What to produce
Copy out the lines of data below, starting with the line that contains "Patent image size: (612, 1079)." and ending with the line that contains "The side element 20 is at (92, 638).", both included. Output nothing else.

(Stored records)
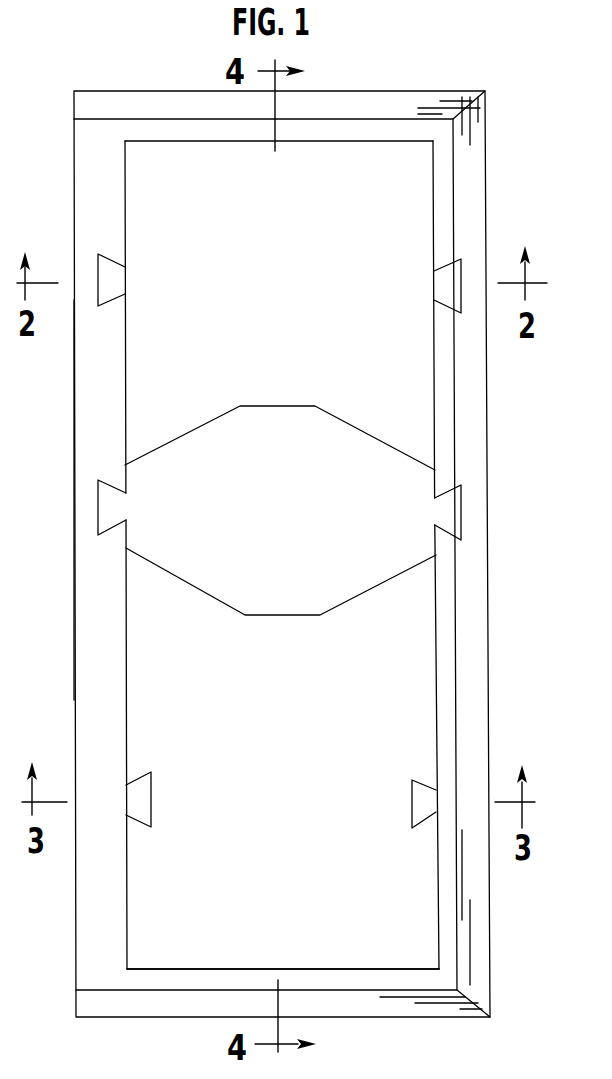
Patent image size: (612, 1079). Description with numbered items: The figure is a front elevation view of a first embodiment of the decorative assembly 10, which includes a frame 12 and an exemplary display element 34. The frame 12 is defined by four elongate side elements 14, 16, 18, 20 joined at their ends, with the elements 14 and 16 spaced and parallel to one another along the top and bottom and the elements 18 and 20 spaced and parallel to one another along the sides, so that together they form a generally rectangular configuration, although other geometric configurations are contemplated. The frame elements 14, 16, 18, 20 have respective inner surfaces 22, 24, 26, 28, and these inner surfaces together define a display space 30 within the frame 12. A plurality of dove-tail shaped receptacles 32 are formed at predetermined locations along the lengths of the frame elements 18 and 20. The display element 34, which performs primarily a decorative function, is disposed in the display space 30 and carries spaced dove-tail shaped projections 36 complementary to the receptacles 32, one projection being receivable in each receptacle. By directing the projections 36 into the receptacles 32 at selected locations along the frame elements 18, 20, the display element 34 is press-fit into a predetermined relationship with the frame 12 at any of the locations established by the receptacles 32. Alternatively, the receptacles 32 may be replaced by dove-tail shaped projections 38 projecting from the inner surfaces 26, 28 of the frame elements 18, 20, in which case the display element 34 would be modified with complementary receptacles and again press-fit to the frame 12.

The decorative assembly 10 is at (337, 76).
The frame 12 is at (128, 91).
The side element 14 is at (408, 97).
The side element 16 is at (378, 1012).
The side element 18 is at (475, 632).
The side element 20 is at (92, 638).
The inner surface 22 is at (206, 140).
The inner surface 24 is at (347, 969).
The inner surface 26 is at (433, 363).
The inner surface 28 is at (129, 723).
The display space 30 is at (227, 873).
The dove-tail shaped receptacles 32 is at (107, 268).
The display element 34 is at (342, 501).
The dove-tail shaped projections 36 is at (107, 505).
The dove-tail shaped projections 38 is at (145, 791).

--

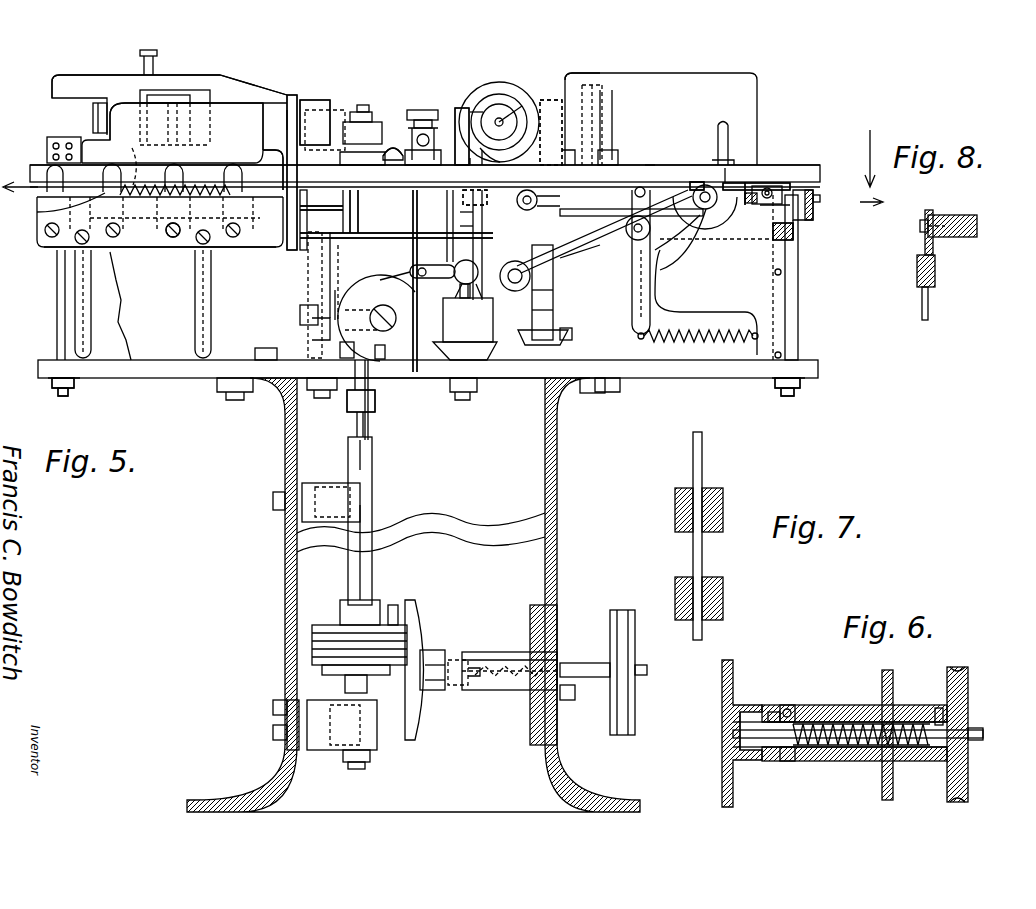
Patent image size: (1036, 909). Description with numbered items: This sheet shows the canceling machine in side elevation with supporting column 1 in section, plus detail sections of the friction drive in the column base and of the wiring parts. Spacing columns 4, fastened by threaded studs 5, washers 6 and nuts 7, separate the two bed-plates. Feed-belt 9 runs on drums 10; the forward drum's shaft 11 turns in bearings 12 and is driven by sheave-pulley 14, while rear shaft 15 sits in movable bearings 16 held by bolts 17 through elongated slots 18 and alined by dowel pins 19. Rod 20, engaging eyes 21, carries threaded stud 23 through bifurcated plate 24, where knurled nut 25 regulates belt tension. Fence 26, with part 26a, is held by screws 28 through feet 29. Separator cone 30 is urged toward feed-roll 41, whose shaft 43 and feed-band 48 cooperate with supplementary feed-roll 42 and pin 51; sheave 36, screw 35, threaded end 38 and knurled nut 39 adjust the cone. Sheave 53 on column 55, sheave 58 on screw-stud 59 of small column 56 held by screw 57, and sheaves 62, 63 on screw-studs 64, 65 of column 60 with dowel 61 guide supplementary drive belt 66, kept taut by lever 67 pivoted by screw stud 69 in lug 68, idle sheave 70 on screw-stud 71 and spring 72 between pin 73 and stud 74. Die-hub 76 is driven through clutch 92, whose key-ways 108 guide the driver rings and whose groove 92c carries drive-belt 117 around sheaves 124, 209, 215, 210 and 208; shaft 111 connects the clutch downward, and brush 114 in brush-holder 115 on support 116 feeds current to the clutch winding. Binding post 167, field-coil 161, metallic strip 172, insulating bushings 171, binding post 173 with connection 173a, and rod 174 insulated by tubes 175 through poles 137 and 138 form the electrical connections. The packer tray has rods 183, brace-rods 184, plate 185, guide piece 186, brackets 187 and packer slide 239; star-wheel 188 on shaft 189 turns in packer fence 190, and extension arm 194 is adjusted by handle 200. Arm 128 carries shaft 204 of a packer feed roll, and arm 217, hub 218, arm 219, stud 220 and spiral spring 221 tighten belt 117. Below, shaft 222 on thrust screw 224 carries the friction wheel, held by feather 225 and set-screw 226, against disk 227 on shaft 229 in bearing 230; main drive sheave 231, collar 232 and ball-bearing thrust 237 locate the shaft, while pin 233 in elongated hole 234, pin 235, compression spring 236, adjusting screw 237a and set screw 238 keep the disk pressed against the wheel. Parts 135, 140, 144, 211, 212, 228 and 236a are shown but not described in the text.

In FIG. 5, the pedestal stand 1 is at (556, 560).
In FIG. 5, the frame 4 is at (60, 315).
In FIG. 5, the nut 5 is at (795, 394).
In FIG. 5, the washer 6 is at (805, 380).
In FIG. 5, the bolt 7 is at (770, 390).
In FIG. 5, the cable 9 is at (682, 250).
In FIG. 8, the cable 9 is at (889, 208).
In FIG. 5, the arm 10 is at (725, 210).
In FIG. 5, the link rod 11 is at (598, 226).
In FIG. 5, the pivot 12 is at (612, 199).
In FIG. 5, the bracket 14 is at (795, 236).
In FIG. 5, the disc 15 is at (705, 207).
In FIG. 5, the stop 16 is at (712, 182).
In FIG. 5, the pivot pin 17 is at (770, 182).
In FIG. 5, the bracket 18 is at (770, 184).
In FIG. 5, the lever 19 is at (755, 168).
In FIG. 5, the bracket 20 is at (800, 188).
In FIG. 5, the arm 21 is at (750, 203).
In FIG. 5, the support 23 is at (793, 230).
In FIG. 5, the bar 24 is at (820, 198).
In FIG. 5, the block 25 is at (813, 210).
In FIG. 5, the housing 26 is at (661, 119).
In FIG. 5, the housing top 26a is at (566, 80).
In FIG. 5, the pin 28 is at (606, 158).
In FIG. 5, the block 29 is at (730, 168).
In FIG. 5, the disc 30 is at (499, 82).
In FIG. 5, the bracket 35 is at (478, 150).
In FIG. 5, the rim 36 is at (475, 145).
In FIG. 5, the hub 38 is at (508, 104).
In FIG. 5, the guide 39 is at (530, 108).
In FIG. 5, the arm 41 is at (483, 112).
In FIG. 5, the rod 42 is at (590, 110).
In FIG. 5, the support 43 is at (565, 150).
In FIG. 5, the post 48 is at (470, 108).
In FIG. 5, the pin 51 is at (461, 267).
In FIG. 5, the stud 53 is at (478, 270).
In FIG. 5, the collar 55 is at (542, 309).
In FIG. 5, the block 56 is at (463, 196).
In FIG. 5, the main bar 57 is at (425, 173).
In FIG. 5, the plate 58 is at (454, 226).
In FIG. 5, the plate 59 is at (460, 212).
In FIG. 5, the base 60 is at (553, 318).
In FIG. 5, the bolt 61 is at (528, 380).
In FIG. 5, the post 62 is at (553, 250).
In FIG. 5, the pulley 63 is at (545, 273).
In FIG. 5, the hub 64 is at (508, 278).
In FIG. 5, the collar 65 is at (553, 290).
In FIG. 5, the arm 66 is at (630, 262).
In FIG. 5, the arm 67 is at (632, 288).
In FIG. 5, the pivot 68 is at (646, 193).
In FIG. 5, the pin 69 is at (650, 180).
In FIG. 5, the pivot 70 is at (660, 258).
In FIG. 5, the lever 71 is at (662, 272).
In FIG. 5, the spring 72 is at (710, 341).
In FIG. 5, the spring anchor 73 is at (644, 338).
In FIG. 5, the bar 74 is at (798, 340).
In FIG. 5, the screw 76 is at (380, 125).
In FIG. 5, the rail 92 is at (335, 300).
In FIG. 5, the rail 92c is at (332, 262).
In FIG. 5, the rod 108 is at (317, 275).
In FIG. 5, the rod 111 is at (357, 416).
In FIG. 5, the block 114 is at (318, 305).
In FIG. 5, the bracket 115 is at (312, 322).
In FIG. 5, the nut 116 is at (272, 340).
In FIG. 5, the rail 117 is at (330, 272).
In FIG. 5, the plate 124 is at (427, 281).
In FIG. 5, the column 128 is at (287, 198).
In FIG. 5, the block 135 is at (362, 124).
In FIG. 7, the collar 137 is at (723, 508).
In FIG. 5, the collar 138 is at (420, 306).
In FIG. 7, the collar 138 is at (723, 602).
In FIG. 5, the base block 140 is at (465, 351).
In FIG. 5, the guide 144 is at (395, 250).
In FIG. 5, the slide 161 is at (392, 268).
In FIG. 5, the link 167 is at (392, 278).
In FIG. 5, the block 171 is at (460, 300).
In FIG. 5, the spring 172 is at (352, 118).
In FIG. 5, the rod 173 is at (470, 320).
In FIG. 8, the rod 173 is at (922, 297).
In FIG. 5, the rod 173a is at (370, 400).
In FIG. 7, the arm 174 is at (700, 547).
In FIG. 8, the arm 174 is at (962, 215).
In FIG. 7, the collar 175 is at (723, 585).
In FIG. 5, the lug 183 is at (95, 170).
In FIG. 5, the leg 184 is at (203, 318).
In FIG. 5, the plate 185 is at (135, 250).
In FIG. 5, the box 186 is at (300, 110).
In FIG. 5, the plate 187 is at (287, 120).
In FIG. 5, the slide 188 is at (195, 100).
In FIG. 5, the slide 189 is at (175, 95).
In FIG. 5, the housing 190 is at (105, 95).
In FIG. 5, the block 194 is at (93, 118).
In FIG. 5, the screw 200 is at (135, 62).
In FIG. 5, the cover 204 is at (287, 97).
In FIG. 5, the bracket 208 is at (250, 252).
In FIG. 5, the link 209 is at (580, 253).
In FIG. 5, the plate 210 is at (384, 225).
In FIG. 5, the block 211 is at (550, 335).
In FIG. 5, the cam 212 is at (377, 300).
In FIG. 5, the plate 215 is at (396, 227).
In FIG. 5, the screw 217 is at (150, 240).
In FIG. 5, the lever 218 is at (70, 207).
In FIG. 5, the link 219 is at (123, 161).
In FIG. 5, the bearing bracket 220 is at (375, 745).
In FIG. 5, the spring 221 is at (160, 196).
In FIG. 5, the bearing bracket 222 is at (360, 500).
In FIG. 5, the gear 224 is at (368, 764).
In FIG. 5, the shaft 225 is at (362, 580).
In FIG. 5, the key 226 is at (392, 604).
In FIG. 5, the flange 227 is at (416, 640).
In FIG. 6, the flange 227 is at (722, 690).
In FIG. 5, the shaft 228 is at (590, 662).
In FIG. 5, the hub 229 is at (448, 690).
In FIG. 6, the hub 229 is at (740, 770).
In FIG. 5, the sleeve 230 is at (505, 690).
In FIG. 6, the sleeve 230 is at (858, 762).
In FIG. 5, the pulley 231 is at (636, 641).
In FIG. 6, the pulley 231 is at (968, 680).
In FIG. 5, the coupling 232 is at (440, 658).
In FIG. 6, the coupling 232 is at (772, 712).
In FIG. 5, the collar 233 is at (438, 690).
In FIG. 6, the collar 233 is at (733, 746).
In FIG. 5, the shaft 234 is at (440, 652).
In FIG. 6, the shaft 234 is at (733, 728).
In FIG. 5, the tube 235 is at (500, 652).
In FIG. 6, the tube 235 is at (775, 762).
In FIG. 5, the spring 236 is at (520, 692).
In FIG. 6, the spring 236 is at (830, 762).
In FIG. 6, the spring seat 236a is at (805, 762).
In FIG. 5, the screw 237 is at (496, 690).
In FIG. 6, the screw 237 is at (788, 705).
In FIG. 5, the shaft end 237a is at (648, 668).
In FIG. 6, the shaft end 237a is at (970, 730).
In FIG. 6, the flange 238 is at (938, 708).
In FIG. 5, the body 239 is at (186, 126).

The result
Patent image size: (612, 1079). Description with numbered items: The figure is a front elevation view of a first embodiment of the decorative assembly 10, which includes a frame 12 and an exemplary display element 34. The frame 12 is defined by four elongate side elements 14, 16, 18, 20 joined at their ends, with the elements 14 and 16 spaced and parallel to one another along the top and bottom and the elements 18 and 20 spaced and parallel to one another along the sides, so that together they form a generally rectangular configuration, although other geometric configurations are contemplated. The frame elements 14, 16, 18, 20 have respective inner surfaces 22, 24, 26, 28, and these inner surfaces together define a display space 30 within the frame 12. A plurality of dove-tail shaped receptacles 32 are formed at predetermined locations along the lengths of the frame elements 18 and 20. The display element 34, which performs primarily a decorative function, is disposed in the display space 30 and carries spaced dove-tail shaped projections 36 complementary to the receptacles 32, one projection being receivable in each receptacle. By directing the projections 36 into the receptacles 32 at selected locations along the frame elements 18, 20, the display element 34 is press-fit into a predetermined relationship with the frame 12 at any of the locations established by the receptacles 32. Alternatively, the receptacles 32 may be replaced by dove-tail shaped projections 38 projecting from the inner surfaces 26, 28 of the frame elements 18, 20, in which case the display element 34 would be modified with complementary receptacles and again press-fit to the frame 12.

The decorative assembly 10 is at (337, 76).
The frame 12 is at (128, 91).
The side element 14 is at (408, 97).
The side element 16 is at (378, 1012).
The side element 18 is at (475, 632).
The side element 20 is at (92, 638).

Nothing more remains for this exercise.